** start **

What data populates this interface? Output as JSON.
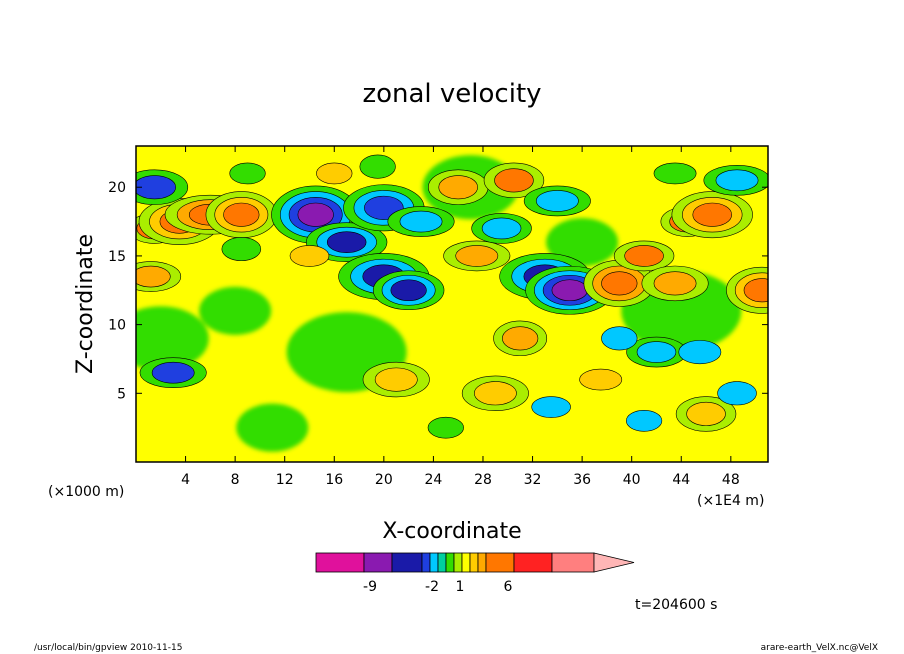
{
  "chart_data": {
    "type": "heatmap",
    "title": "zonal velocity",
    "xlabel": "X-coordinate",
    "ylabel": "Z-coordinate",
    "x_unit_left": "(×1000 m)",
    "x_unit_right": "(×1E4 m)",
    "x_ticks": [
      4,
      8,
      12,
      16,
      20,
      24,
      28,
      32,
      36,
      40,
      44,
      48
    ],
    "y_ticks": [
      5,
      10,
      15,
      20
    ],
    "xlim": [
      0,
      51
    ],
    "ylim": [
      0,
      23
    ],
    "grid": false,
    "colorbar": {
      "colors": [
        "#e0119c",
        "#8a1ab0",
        "#1a1aa8",
        "#1f3fe0",
        "#00c8ff",
        "#00d0a0",
        "#33dd00",
        "#aaee00",
        "#ffff00",
        "#ffcc00",
        "#ffaa00",
        "#ff7700",
        "#ff2222",
        "#ff7f7f",
        "#ffb6b6"
      ],
      "tick_labels": [
        "-9",
        "-2",
        "1",
        "6"
      ]
    },
    "time_label": "t=204600 s",
    "blobs": [
      {
        "x": 1.5,
        "z": 17,
        "v": 4
      },
      {
        "x": 3.5,
        "z": 17.5,
        "v": 5
      },
      {
        "x": 6,
        "z": 18,
        "v": 6
      },
      {
        "x": 8.5,
        "z": 18,
        "v": 5
      },
      {
        "x": 1.2,
        "z": 13.5,
        "v": 3
      },
      {
        "x": 1.5,
        "z": 20,
        "v": -4
      },
      {
        "x": 9,
        "z": 21,
        "v": -1
      },
      {
        "x": 8.5,
        "z": 15.5,
        "v": -1
      },
      {
        "x": 3,
        "z": 6.5,
        "v": -4
      },
      {
        "x": 14.5,
        "z": 18,
        "v": -8
      },
      {
        "x": 17,
        "z": 16,
        "v": -6
      },
      {
        "x": 20,
        "z": 13.5,
        "v": -6
      },
      {
        "x": 22,
        "z": 12.5,
        "v": -6
      },
      {
        "x": 20,
        "z": 18.5,
        "v": -5
      },
      {
        "x": 23,
        "z": 17.5,
        "v": -3
      },
      {
        "x": 19.5,
        "z": 21.5,
        "v": -1
      },
      {
        "x": 14,
        "z": 15,
        "v": 2
      },
      {
        "x": 21,
        "z": 6,
        "v": 2.5
      },
      {
        "x": 16,
        "z": 21,
        "v": 2
      },
      {
        "x": 26,
        "z": 20,
        "v": 3
      },
      {
        "x": 27.5,
        "z": 15,
        "v": 3
      },
      {
        "x": 31,
        "z": 9,
        "v": 3
      },
      {
        "x": 29.5,
        "z": 17,
        "v": -3
      },
      {
        "x": 33,
        "z": 13.5,
        "v": -6
      },
      {
        "x": 35,
        "z": 12.5,
        "v": -8
      },
      {
        "x": 30.5,
        "z": 20.5,
        "v": 4
      },
      {
        "x": 34,
        "z": 19,
        "v": -3
      },
      {
        "x": 39,
        "z": 13,
        "v": 6
      },
      {
        "x": 41,
        "z": 15,
        "v": 4
      },
      {
        "x": 43.5,
        "z": 13,
        "v": 3
      },
      {
        "x": 44.5,
        "z": 17.5,
        "v": 4
      },
      {
        "x": 46.5,
        "z": 18,
        "v": 5
      },
      {
        "x": 48.5,
        "z": 20.5,
        "v": -3
      },
      {
        "x": 50.5,
        "z": 12.5,
        "v": 5
      },
      {
        "x": 42,
        "z": 8,
        "v": -3
      },
      {
        "x": 45.5,
        "z": 8,
        "v": -2
      },
      {
        "x": 41,
        "z": 3,
        "v": -2
      },
      {
        "x": 46,
        "z": 3.5,
        "v": 2.5
      },
      {
        "x": 37.5,
        "z": 6,
        "v": 2
      },
      {
        "x": 39,
        "z": 9,
        "v": -2
      },
      {
        "x": 33.5,
        "z": 4,
        "v": -2
      },
      {
        "x": 29,
        "z": 5,
        "v": 2.5
      },
      {
        "x": 25,
        "z": 2.5,
        "v": -1
      },
      {
        "x": 48.5,
        "z": 5,
        "v": -2
      },
      {
        "x": 43.5,
        "z": 21,
        "v": -1
      }
    ]
  },
  "footer": {
    "left": "/usr/local/bin/gpview   2010-11-15",
    "right": "arare-earth_VelX.nc@VelX"
  }
}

** end **

Aim of the task: Exclude the pictures, and transcribe all of the material exactly.

Solution:
What data populates this interface? Output as JSON.
{
  "chart_data": {
    "type": "heatmap",
    "title": "zonal velocity",
    "xlabel": "X-coordinate",
    "ylabel": "Z-coordinate",
    "x_unit_left": "(×1000 m)",
    "x_unit_right": "(×1E4 m)",
    "x_ticks": [
      4,
      8,
      12,
      16,
      20,
      24,
      28,
      32,
      36,
      40,
      44,
      48
    ],
    "y_ticks": [
      5,
      10,
      15,
      20
    ],
    "xlim": [
      0,
      51
    ],
    "ylim": [
      0,
      23
    ],
    "grid": false,
    "colorbar": {
      "colors": [
        "#e0119c",
        "#8a1ab0",
        "#1a1aa8",
        "#1f3fe0",
        "#00c8ff",
        "#00d0a0",
        "#33dd00",
        "#aaee00",
        "#ffff00",
        "#ffcc00",
        "#ffaa00",
        "#ff7700",
        "#ff2222",
        "#ff7f7f",
        "#ffb6b6"
      ],
      "tick_labels": [
        "-9",
        "-2",
        "1",
        "6"
      ]
    },
    "time_label": "t=204600 s",
    "blobs": [
      {
        "x": 1.5,
        "z": 17,
        "v": 4
      },
      {
        "x": 3.5,
        "z": 17.5,
        "v": 5
      },
      {
        "x": 6,
        "z": 18,
        "v": 6
      },
      {
        "x": 8.5,
        "z": 18,
        "v": 5
      },
      {
        "x": 1.2,
        "z": 13.5,
        "v": 3
      },
      {
        "x": 1.5,
        "z": 20,
        "v": -4
      },
      {
        "x": 9,
        "z": 21,
        "v": -1
      },
      {
        "x": 8.5,
        "z": 15.5,
        "v": -1
      },
      {
        "x": 3,
        "z": 6.5,
        "v": -4
      },
      {
        "x": 14.5,
        "z": 18,
        "v": -8
      },
      {
        "x": 17,
        "z": 16,
        "v": -6
      },
      {
        "x": 20,
        "z": 13.5,
        "v": -6
      },
      {
        "x": 22,
        "z": 12.5,
        "v": -6
      },
      {
        "x": 20,
        "z": 18.5,
        "v": -5
      },
      {
        "x": 23,
        "z": 17.5,
        "v": -3
      },
      {
        "x": 19.5,
        "z": 21.5,
        "v": -1
      },
      {
        "x": 14,
        "z": 15,
        "v": 2
      },
      {
        "x": 21,
        "z": 6,
        "v": 2.5
      },
      {
        "x": 16,
        "z": 21,
        "v": 2
      },
      {
        "x": 26,
        "z": 20,
        "v": 3
      },
      {
        "x": 27.5,
        "z": 15,
        "v": 3
      },
      {
        "x": 31,
        "z": 9,
        "v": 3
      },
      {
        "x": 29.5,
        "z": 17,
        "v": -3
      },
      {
        "x": 33,
        "z": 13.5,
        "v": -6
      },
      {
        "x": 35,
        "z": 12.5,
        "v": -8
      },
      {
        "x": 30.5,
        "z": 20.5,
        "v": 4
      },
      {
        "x": 34,
        "z": 19,
        "v": -3
      },
      {
        "x": 39,
        "z": 13,
        "v": 6
      },
      {
        "x": 41,
        "z": 15,
        "v": 4
      },
      {
        "x": 43.5,
        "z": 13,
        "v": 3
      },
      {
        "x": 44.5,
        "z": 17.5,
        "v": 4
      },
      {
        "x": 46.5,
        "z": 18,
        "v": 5
      },
      {
        "x": 48.5,
        "z": 20.5,
        "v": -3
      },
      {
        "x": 50.5,
        "z": 12.5,
        "v": 5
      },
      {
        "x": 42,
        "z": 8,
        "v": -3
      },
      {
        "x": 45.5,
        "z": 8,
        "v": -2
      },
      {
        "x": 41,
        "z": 3,
        "v": -2
      },
      {
        "x": 46,
        "z": 3.5,
        "v": 2.5
      },
      {
        "x": 37.5,
        "z": 6,
        "v": 2
      },
      {
        "x": 39,
        "z": 9,
        "v": -2
      },
      {
        "x": 33.5,
        "z": 4,
        "v": -2
      },
      {
        "x": 29,
        "z": 5,
        "v": 2.5
      },
      {
        "x": 25,
        "z": 2.5,
        "v": -1
      },
      {
        "x": 48.5,
        "z": 5,
        "v": -2
      },
      {
        "x": 43.5,
        "z": 21,
        "v": -1
      }
    ]
  },
  "footer": {
    "left": "/usr/local/bin/gpview   2010-11-15",
    "right": "arare-earth_VelX.nc@VelX"
  }
}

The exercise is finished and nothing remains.